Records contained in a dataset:
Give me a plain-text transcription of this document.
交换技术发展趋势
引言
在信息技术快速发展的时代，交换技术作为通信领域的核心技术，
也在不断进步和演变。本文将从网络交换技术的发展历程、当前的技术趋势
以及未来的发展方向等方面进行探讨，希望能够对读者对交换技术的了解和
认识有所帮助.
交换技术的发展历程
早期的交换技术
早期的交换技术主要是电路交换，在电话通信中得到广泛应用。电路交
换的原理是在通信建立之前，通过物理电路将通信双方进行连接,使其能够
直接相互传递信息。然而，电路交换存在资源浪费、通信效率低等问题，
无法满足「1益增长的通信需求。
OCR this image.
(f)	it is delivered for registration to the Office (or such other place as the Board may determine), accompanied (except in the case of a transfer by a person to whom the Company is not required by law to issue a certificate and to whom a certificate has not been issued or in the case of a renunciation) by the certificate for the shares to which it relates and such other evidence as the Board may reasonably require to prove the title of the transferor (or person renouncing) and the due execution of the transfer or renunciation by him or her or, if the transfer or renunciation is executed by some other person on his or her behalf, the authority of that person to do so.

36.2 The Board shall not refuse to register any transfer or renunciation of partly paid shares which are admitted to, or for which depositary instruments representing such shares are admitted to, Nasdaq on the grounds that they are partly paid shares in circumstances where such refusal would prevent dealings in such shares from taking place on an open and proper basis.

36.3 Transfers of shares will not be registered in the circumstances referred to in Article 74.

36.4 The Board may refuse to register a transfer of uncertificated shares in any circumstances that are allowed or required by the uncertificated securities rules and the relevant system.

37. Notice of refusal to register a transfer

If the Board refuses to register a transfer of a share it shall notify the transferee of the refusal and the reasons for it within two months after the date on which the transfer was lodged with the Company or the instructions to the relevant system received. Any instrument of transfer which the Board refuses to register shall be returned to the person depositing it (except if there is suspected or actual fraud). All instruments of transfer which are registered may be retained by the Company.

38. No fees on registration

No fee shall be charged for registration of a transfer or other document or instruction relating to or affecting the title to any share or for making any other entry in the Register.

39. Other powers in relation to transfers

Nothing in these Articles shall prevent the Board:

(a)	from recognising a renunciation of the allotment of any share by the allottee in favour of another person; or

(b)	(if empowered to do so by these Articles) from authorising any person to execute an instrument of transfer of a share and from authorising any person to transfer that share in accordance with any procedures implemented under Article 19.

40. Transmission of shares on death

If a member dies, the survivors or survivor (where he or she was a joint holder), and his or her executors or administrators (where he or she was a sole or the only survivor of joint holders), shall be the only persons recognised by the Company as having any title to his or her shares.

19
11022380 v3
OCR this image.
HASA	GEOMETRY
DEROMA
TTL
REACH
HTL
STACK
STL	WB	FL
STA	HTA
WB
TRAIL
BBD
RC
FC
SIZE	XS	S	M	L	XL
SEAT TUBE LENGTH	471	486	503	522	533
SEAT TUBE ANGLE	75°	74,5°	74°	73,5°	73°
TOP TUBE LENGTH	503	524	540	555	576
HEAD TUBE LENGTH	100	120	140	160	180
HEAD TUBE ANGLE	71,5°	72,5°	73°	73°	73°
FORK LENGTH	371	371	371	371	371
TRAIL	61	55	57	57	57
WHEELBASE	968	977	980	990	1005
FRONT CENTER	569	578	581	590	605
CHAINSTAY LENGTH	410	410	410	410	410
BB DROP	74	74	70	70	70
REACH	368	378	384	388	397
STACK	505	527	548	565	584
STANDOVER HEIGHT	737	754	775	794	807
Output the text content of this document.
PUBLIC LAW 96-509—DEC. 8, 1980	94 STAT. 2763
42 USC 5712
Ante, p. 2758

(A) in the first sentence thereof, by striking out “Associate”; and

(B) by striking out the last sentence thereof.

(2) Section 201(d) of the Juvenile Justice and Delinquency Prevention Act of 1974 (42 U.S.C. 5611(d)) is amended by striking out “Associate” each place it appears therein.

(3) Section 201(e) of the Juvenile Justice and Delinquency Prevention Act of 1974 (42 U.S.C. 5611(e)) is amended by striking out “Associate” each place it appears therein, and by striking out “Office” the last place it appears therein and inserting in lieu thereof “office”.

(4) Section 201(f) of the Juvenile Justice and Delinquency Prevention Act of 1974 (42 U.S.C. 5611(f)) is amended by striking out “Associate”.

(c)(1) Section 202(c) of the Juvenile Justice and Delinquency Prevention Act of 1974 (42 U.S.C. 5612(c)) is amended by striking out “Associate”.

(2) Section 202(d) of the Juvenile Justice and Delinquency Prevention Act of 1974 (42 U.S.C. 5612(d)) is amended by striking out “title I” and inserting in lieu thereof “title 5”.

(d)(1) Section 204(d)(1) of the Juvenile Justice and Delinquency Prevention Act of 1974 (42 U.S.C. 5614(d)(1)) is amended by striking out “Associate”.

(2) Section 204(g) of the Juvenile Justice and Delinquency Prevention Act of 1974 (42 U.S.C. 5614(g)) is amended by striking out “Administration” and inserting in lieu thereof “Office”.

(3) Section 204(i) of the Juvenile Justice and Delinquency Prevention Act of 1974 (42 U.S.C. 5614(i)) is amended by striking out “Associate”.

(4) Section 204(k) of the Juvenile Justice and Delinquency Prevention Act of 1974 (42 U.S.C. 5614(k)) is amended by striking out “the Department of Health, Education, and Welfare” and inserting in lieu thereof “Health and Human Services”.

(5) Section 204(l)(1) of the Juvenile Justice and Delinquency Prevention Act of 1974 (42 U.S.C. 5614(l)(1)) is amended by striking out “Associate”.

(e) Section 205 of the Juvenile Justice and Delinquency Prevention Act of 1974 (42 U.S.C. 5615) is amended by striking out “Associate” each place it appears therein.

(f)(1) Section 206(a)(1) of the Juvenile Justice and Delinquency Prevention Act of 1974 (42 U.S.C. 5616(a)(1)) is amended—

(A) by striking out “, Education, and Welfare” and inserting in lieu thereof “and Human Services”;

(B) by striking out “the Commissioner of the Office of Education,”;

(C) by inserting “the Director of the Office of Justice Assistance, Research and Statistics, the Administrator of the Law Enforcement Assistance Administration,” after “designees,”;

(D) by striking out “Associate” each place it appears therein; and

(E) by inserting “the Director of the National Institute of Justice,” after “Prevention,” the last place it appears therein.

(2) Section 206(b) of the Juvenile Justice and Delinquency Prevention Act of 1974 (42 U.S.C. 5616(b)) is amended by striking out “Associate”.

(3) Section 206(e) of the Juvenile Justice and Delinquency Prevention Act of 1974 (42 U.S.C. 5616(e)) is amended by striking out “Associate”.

The exercise
Copy each line of the listing in which the word "from" can be found.

Task result
36.2 The Board shall not refuse to register any transfer or renunciation of partly paid shares which are admitted to, or for which depositary instruments representing such shares are admitted to, Nasdaq on the grounds that they are partly paid shares in circumstances where such refusal would prevent dealings in such shares from taking place on an open and proper basis.
(a)	from recognising a renunciation of the allotment of any share by the allottee in favour of another person; or
(b)	(if empowered to do so by these Articles) from authorising any person to execute an instrument of transfer of a share and from authorising any person to transfer that share in accordance with any procedures implemented under Article 19.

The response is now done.